====== INFORMATION SHOWN

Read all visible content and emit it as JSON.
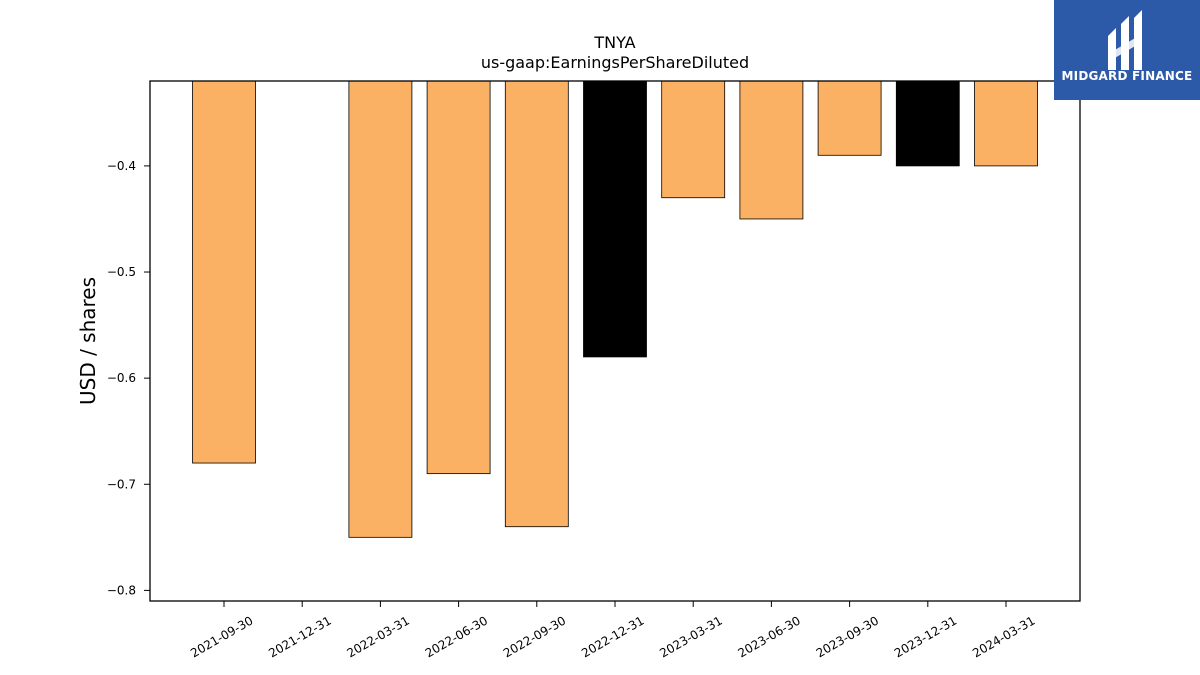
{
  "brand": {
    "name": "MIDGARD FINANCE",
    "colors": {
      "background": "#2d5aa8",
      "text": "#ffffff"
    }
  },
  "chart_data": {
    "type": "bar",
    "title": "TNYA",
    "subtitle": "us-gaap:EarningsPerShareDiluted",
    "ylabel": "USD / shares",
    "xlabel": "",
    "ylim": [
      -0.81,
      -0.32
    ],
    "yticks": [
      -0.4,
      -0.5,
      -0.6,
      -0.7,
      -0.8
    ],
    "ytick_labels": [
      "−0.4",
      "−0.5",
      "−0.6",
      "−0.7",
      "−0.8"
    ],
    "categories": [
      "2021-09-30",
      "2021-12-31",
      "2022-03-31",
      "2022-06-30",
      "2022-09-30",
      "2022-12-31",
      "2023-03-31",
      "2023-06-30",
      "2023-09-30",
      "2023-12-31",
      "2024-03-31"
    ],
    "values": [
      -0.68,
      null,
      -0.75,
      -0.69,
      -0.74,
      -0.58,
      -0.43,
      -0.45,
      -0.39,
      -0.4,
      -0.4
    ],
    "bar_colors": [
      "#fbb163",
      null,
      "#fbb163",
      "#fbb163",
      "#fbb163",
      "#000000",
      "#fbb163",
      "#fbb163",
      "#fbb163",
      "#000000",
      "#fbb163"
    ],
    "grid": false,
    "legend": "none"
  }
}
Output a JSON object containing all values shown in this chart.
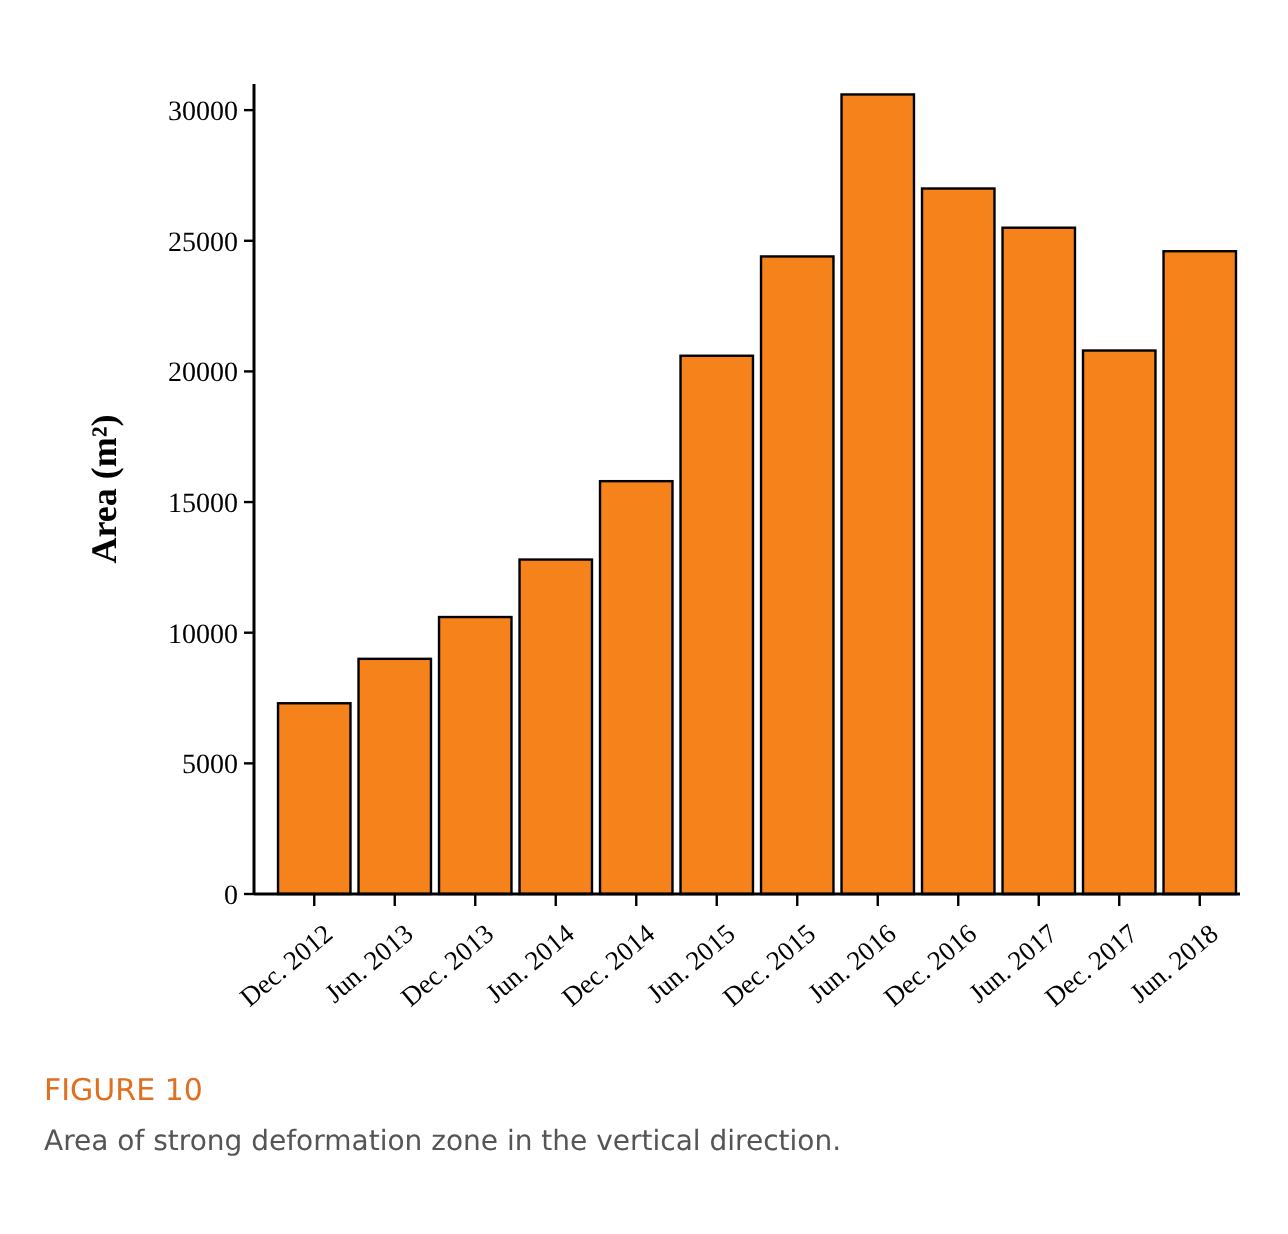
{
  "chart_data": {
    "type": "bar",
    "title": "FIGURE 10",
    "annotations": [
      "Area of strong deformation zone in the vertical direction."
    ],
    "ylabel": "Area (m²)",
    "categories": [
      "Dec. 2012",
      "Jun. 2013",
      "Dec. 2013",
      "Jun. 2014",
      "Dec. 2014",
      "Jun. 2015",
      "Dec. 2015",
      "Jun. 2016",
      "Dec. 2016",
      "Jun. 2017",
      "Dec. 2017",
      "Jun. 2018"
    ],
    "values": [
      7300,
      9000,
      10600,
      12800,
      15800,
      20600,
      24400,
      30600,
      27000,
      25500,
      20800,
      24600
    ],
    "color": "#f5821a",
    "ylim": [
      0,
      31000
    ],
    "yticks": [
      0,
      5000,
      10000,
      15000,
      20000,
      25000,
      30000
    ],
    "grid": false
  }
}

============

EXERCISE REQUIREMENTS: Copy verbatim the span that begins at the line containing "Output a JSON" and ends at the last line of the material, inclusive of both; exclude pictures.

EXERCISE OUTPUT:
Output a JSON object containing all values shown in this chart.
{
  "chart_data": {
    "type": "bar",
    "title": "FIGURE 10",
    "annotations": [
      "Area of strong deformation zone in the vertical direction."
    ],
    "ylabel": "Area (m²)",
    "categories": [
      "Dec. 2012",
      "Jun. 2013",
      "Dec. 2013",
      "Jun. 2014",
      "Dec. 2014",
      "Jun. 2015",
      "Dec. 2015",
      "Jun. 2016",
      "Dec. 2016",
      "Jun. 2017",
      "Dec. 2017",
      "Jun. 2018"
    ],
    "values": [
      7300,
      9000,
      10600,
      12800,
      15800,
      20600,
      24400,
      30600,
      27000,
      25500,
      20800,
      24600
    ],
    "color": "#f5821a",
    "ylim": [
      0,
      31000
    ],
    "yticks": [
      0,
      5000,
      10000,
      15000,
      20000,
      25000,
      30000
    ],
    "grid": false
  }
}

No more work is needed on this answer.